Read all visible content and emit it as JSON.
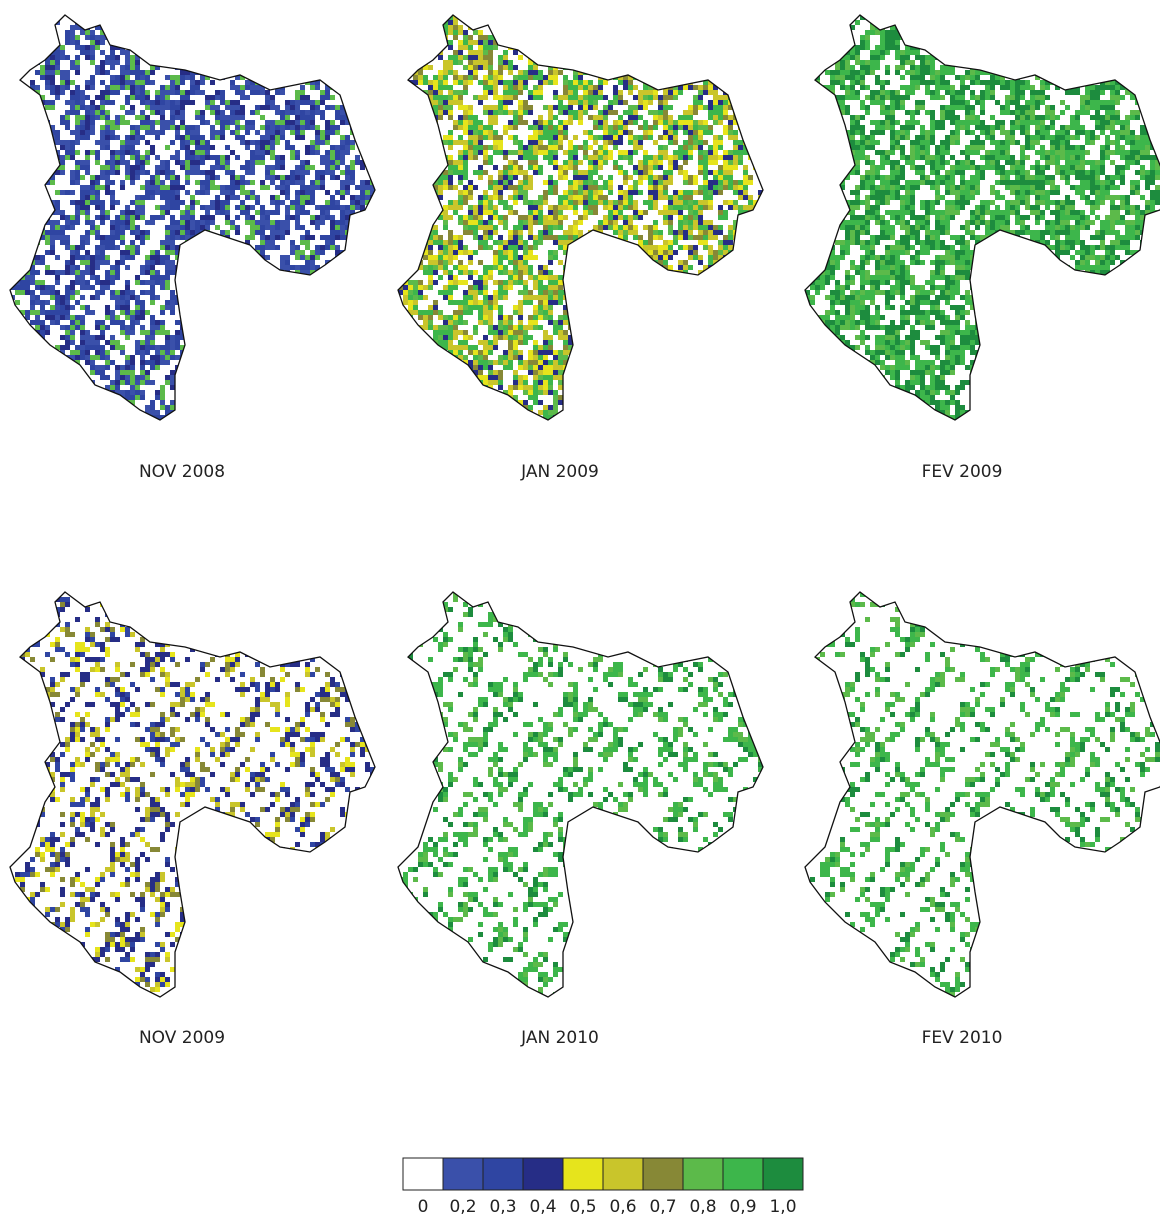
{
  "panels": [
    {
      "label": "NOV 2008"
    },
    {
      "label": "JAN 2009"
    },
    {
      "label": "FEV 2009"
    },
    {
      "label": "NOV 2009"
    },
    {
      "label": "JAN 2010"
    },
    {
      "label": "FEV 2010"
    }
  ],
  "legend": {
    "bins": [
      {
        "value": 0,
        "label": "0",
        "color": "#ffffff"
      },
      {
        "value": 0.2,
        "label": "0,2",
        "color": "#3a50aa"
      },
      {
        "value": 0.3,
        "label": "0,3",
        "color": "#2f45a2"
      },
      {
        "value": 0.4,
        "label": "0,4",
        "color": "#262d86"
      },
      {
        "value": 0.5,
        "label": "0,5",
        "color": "#e6e41c"
      },
      {
        "value": 0.6,
        "label": "0,6",
        "color": "#c9c52b"
      },
      {
        "value": 0.7,
        "label": "0,7",
        "color": "#878836"
      },
      {
        "value": 0.8,
        "label": "0,8",
        "color": "#5cba4a"
      },
      {
        "value": 0.9,
        "label": "0,9",
        "color": "#3db64b"
      },
      {
        "value": 1.0,
        "label": "1,0",
        "color": "#1d8c3e"
      }
    ]
  }
}
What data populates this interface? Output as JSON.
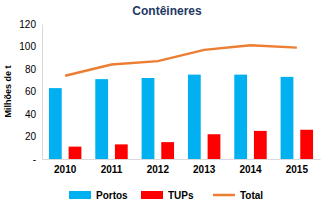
{
  "chart_data": {
    "type": "bar",
    "title": "Contêineres",
    "y_label": "Milhões de t",
    "categories": [
      "2010",
      "2011",
      "2012",
      "2013",
      "2014",
      "2015"
    ],
    "series": [
      {
        "name": "Portos",
        "color": "#00b0f0",
        "type": "bar",
        "values": [
          63,
          71,
          72,
          75,
          75,
          73
        ]
      },
      {
        "name": "TUPs",
        "color": "#ff0000",
        "type": "bar",
        "values": [
          11,
          13,
          15,
          22,
          25,
          26
        ]
      },
      {
        "name": "Total",
        "color": "#ed7d31",
        "type": "line",
        "values": [
          74,
          84,
          87,
          97,
          101,
          99
        ]
      }
    ],
    "ylim": [
      0,
      120
    ],
    "yticks": [
      {
        "value": 0,
        "label": "-"
      },
      20,
      40,
      60,
      80,
      100,
      120
    ],
    "grid": false,
    "legend": "bottom"
  }
}
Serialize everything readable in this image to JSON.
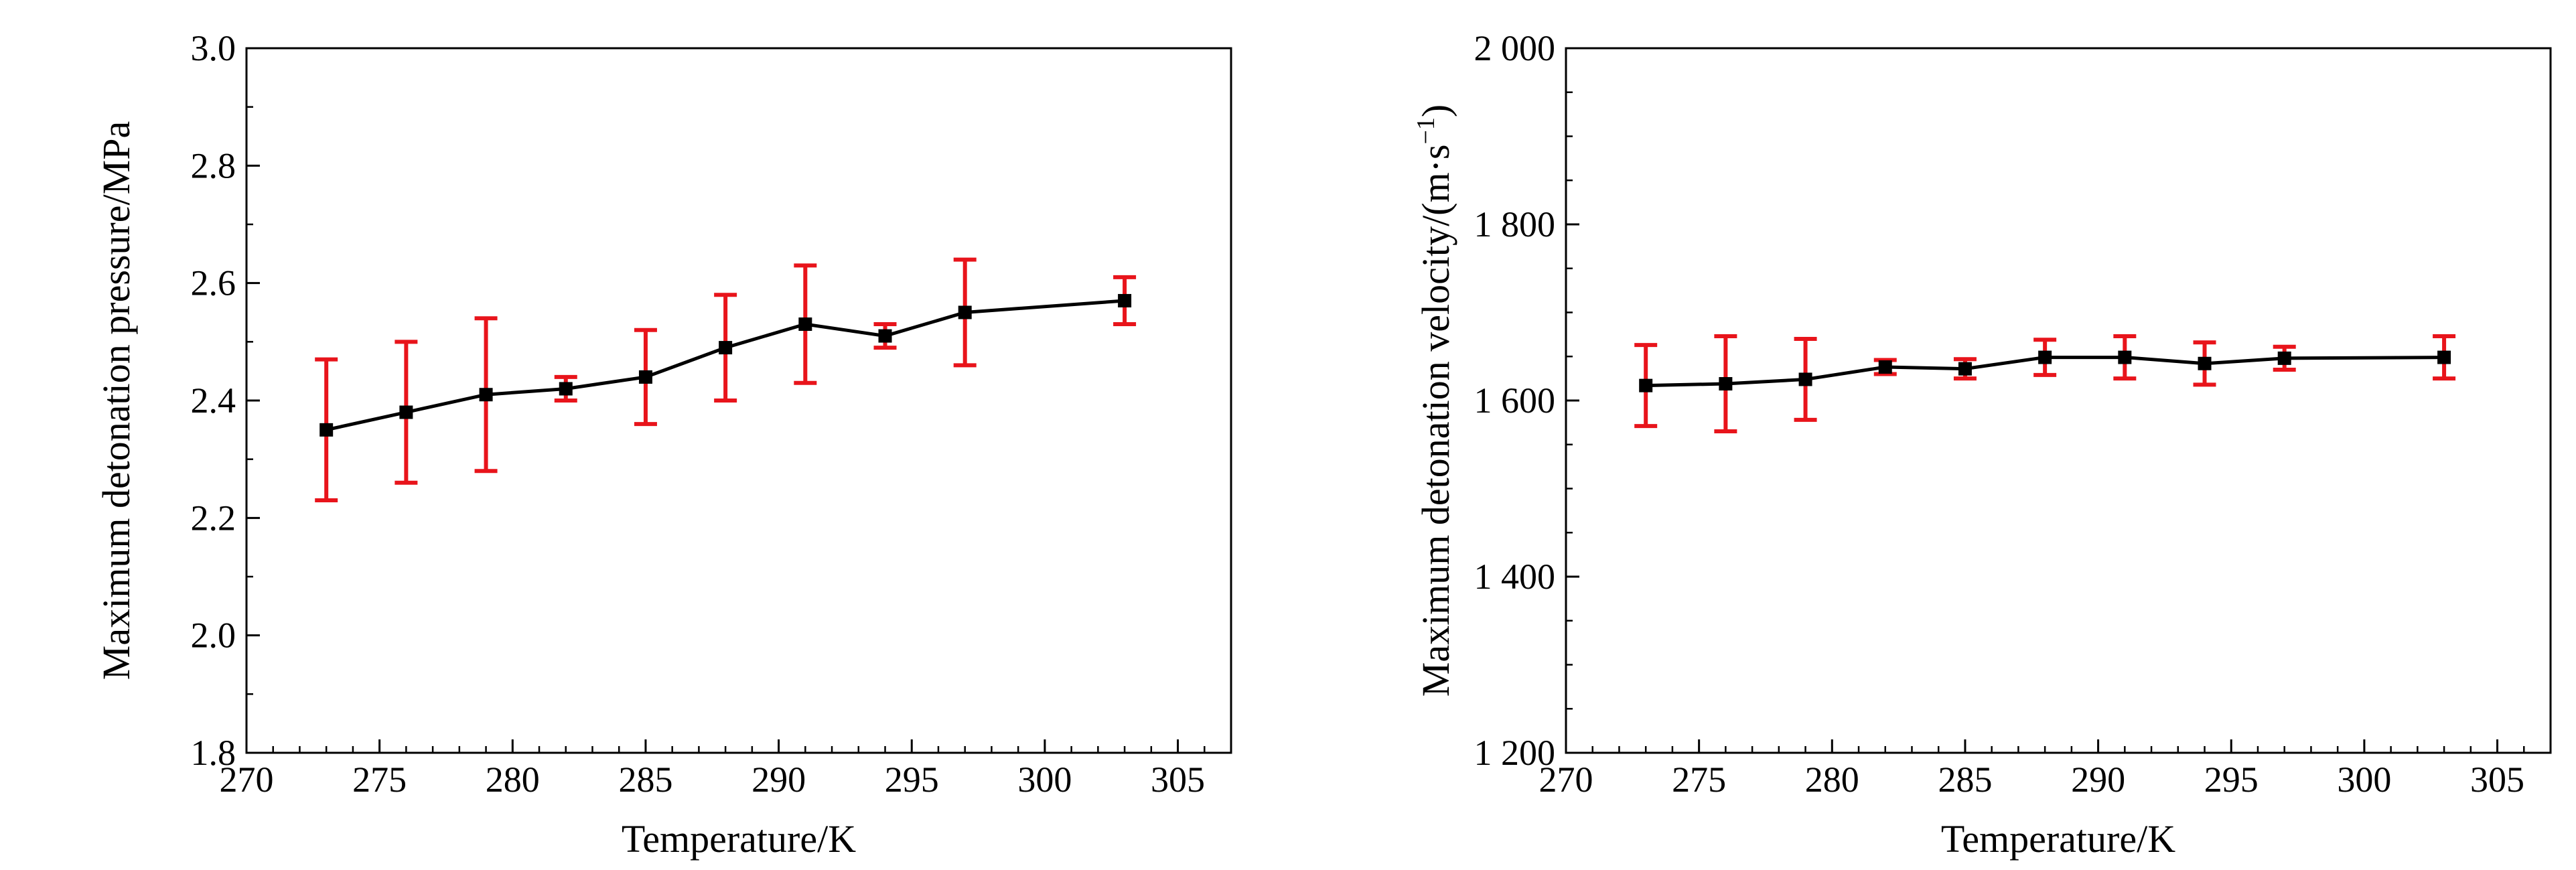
{
  "chart_data": [
    {
      "type": "line",
      "xlabel": "Temperature/K",
      "ylabel": "Maximum detonation pressure/MPa",
      "ylabel_sup": "",
      "ylabel_end": "",
      "xlim": [
        270,
        307
      ],
      "ylim": [
        1.8,
        3.0
      ],
      "xticks": [
        270,
        275,
        280,
        285,
        290,
        295,
        300,
        305
      ],
      "xtick_labels": [
        "270",
        "275",
        "280",
        "285",
        "290",
        "295",
        "300",
        "305"
      ],
      "yticks": [
        1.8,
        2.0,
        2.2,
        2.4,
        2.6,
        2.8,
        3.0
      ],
      "ytick_labels": [
        "1.8",
        "2.0",
        "2.2",
        "2.4",
        "2.6",
        "2.8",
        "3.0"
      ],
      "y_minor_step": 0.1,
      "grid": false,
      "line_color": "#000000",
      "errorbar_color": "#e8141b",
      "series": [
        {
          "x": [
            273,
            276,
            279,
            282,
            285,
            288,
            291,
            294,
            297,
            303
          ],
          "y": [
            2.35,
            2.38,
            2.41,
            2.42,
            2.44,
            2.49,
            2.53,
            2.51,
            2.55,
            2.57
          ],
          "err": [
            0.12,
            0.12,
            0.13,
            0.02,
            0.08,
            0.09,
            0.1,
            0.02,
            0.09,
            0.04
          ]
        }
      ]
    },
    {
      "type": "line",
      "xlabel": "Temperature/K",
      "ylabel": "Maximum detonation velocity/(m·s",
      "ylabel_sup": "−1",
      "ylabel_end": ")",
      "xlim": [
        270,
        307
      ],
      "ylim": [
        1200,
        2000
      ],
      "xticks": [
        270,
        275,
        280,
        285,
        290,
        295,
        300,
        305
      ],
      "xtick_labels": [
        "270",
        "275",
        "280",
        "285",
        "290",
        "295",
        "300",
        "305"
      ],
      "yticks": [
        1200,
        1400,
        1600,
        1800,
        2000
      ],
      "ytick_labels": [
        "1 200",
        "1 400",
        "1 600",
        "1 800",
        "2 000"
      ],
      "y_minor_step": 50,
      "grid": false,
      "line_color": "#000000",
      "errorbar_color": "#e8141b",
      "series": [
        {
          "x": [
            273,
            276,
            279,
            282,
            285,
            288,
            291,
            294,
            297,
            303
          ],
          "y": [
            1617,
            1619,
            1624,
            1638,
            1636,
            1649,
            1649,
            1642,
            1648,
            1649
          ],
          "err": [
            46,
            54,
            46,
            8,
            11,
            20,
            24,
            24,
            13,
            24
          ]
        }
      ]
    }
  ]
}
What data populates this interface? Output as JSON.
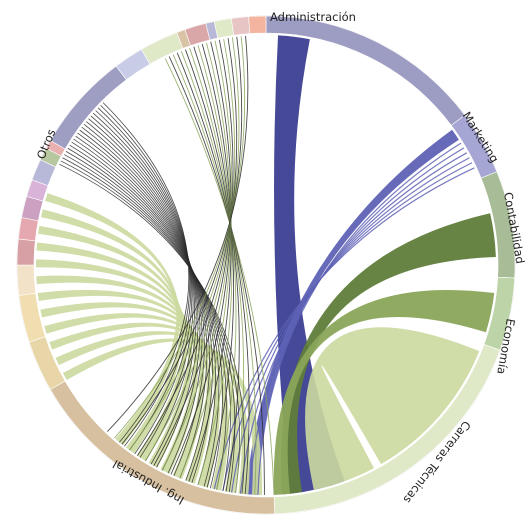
{
  "diagram": {
    "type": "chord",
    "groups": [
      {
        "id": "administracion",
        "label": "Administración",
        "color": "#9d9dc4"
      },
      {
        "id": "marketing",
        "label": "Marketing",
        "color": "#a6a6d4"
      },
      {
        "id": "contabilidad",
        "label": "Contabilidad",
        "color": "#a8bc98"
      },
      {
        "id": "economia",
        "label": "Economía",
        "color": "#bdd4a8"
      },
      {
        "id": "carreras-tecnicas",
        "label": "Carreras Técnicas",
        "color": "#dfe9c8"
      },
      {
        "id": "ing-industrial",
        "label": "Ing. Industrial",
        "color": "#d7c0a0"
      },
      {
        "id": "otros",
        "label": "Otros",
        "color": "#9e9ec2"
      }
    ],
    "colors": {
      "administracion_ribbon": "#3b3f91",
      "marketing_ribbon": "#5e62b5",
      "contabilidad_ribbon": "#607d3a",
      "economia_ribbon": "#8aa55a",
      "tecnicas_ribbon": "#cbd99e",
      "otros_lines": "#2a2a2a"
    }
  }
}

_ _ _ _

Your instructions:
Leave the pictures out and print the records above exactly as they stand.

Solution:
Read all visible content and emit it as JSON.
{
  "panels": [
    {
      "label": "NOV 2008"
    },
    {
      "label": "JAN 2009"
    },
    {
      "label": "FEV 2009"
    },
    {
      "label": "NOV 2009"
    },
    {
      "label": "JAN 2010"
    },
    {
      "label": "FEV 2010"
    }
  ],
  "legend": {
    "bins": [
      {
        "value": 0,
        "label": "0",
        "color": "#ffffff"
      },
      {
        "value": 0.2,
        "label": "0,2",
        "color": "#3a50aa"
      },
      {
        "value": 0.3,
        "label": "0,3",
        "color": "#2f45a2"
      },
      {
        "value": 0.4,
        "label": "0,4",
        "color": "#262d86"
      },
      {
        "value": 0.5,
        "label": "0,5",
        "color": "#e6e41c"
      },
      {
        "value": 0.6,
        "label": "0,6",
        "color": "#c9c52b"
      },
      {
        "value": 0.7,
        "label": "0,7",
        "color": "#878836"
      },
      {
        "value": 0.8,
        "label": "0,8",
        "color": "#5cba4a"
      },
      {
        "value": 0.9,
        "label": "0,9",
        "color": "#3db64b"
      },
      {
        "value": 1.0,
        "label": "1,0",
        "color": "#1d8c3e"
      }
    ]
  }
}
What data populates this interface? Output as JSON.
{
  "chart_data": {
    "type": "bar",
    "title": "Contêineres",
    "y_label": "Milhões de t",
    "categories": [
      "2010",
      "2011",
      "2012",
      "2013",
      "2014",
      "2015"
    ],
    "series": [
      {
        "name": "Portos",
        "color": "#00b0f0",
        "type": "bar",
        "values": [
          63,
          71,
          72,
          75,
          75,
          73
        ]
      },
      {
        "name": "TUPs",
        "color": "#ff0000",
        "type": "bar",
        "values": [
          11,
          13,
          15,
          22,
          25,
          26
        ]
      },
      {
        "name": "Total",
        "color": "#ed7d31",
        "type": "line",
        "values": [
          74,
          84,
          87,
          97,
          101,
          99
        ]
      }
    ],
    "ylim": [
      0,
      120
    ],
    "yticks": [
      {
        "value": 0,
        "label": "-"
      },
      20,
      40,
      60,
      80,
      100,
      120
    ],
    "grid": false,
    "legend": "bottom"
  }
}
Serialize everything readable in this image to JSON.
{
  "chart_data": [
    {
      "type": "line",
      "xlabel": "Temperature/K",
      "ylabel": "Maximum detonation pressure/MPa",
      "ylabel_sup": "",
      "ylabel_end": "",
      "xlim": [
        270,
        307
      ],
      "ylim": [
        1.8,
        3.0
      ],
      "xticks": [
        270,
        275,
        280,
        285,
        290,
        295,
        300,
        305
      ],
      "xtick_labels": [
        "270",
        "275",
        "280",
        "285",
        "290",
        "295",
        "300",
        "305"
      ],
      "yticks": [
        1.8,
        2.0,
        2.2,
        2.4,
        2.6,
        2.8,
        3.0
      ],
      "ytick_labels": [
        "1.8",
        "2.0",
        "2.2",
        "2.4",
        "2.6",
        "2.8",
        "3.0"
      ],
      "y_minor_step": 0.1,
      "grid": false,
      "line_color": "#000000",
      "errorbar_color": "#e8141b",
      "series": [
        {
          "x": [
            273,
            276,
            279,
            282,
            285,
            288,
            291,
            294,
            297,
            303
          ],
          "y": [
            2.35,
            2.38,
            2.41,
            2.42,
            2.44,
            2.49,
            2.53,
            2.51,
            2.55,
            2.57
          ],
          "err": [
            0.12,
            0.12,
            0.13,
            0.02,
            0.08,
            0.09,
            0.1,
            0.02,
            0.09,
            0.04
          ]
        }
      ]
    },
    {
      "type": "line",
      "xlabel": "Temperature/K",
      "ylabel": "Maximum detonation velocity/(m·s",
      "ylabel_sup": "−1",
      "ylabel_end": ")",
      "xlim": [
        270,
        307
      ],
      "ylim": [
        1200,
        2000
      ],
      "xticks": [
        270,
        275,
        280,
        285,
        290,
        295,
        300,
        305
      ],
      "xtick_labels": [
        "270",
        "275",
        "280",
        "285",
        "290",
        "295",
        "300",
        "305"
      ],
      "yticks": [
        1200,
        1400,
        1600,
        1800,
        2000
      ],
      "ytick_labels": [
        "1 200",
        "1 400",
        "1 600",
        "1 800",
        "2 000"
      ],
      "y_minor_step": 50,
      "grid": false,
      "line_color": "#000000",
      "errorbar_color": "#e8141b",
      "series": [
        {
          "x": [
            273,
            276,
            279,
            282,
            285,
            288,
            291,
            294,
            297,
            303
          ],
          "y": [
            1617,
            1619,
            1624,
            1638,
            1636,
            1649,
            1649,
            1642,
            1648,
            1649
          ],
          "err": [
            46,
            54,
            46,
            8,
            11,
            20,
            24,
            24,
            13,
            24
          ]
        }
      ]
    }
  ]
}
What data populates this interface? Output as JSON.
{
  "diagram": {
    "type": "chord",
    "groups": [
      {
        "id": "administracion",
        "label": "Administración",
        "color": "#9d9dc4"
      },
      {
        "id": "marketing",
        "label": "Marketing",
        "color": "#a6a6d4"
      },
      {
        "id": "contabilidad",
        "label": "Contabilidad",
        "color": "#a8bc98"
      },
      {
        "id": "economia",
        "label": "Economía",
        "color": "#bdd4a8"
      },
      {
        "id": "carreras-tecnicas",
        "label": "Carreras Técnicas",
        "color": "#dfe9c8"
      },
      {
        "id": "ing-industrial",
        "label": "Ing. Industrial",
        "color": "#d7c0a0"
      },
      {
        "id": "otros",
        "label": "Otros",
        "color": "#9e9ec2"
      }
    ],
    "colors": {
      "administracion_ribbon": "#3b3f91",
      "marketing_ribbon": "#5e62b5",
      "contabilidad_ribbon": "#607d3a",
      "economia_ribbon": "#8aa55a",
      "tecnicas_ribbon": "#cbd99e",
      "otros_lines": "#2a2a2a"
    }
  }
}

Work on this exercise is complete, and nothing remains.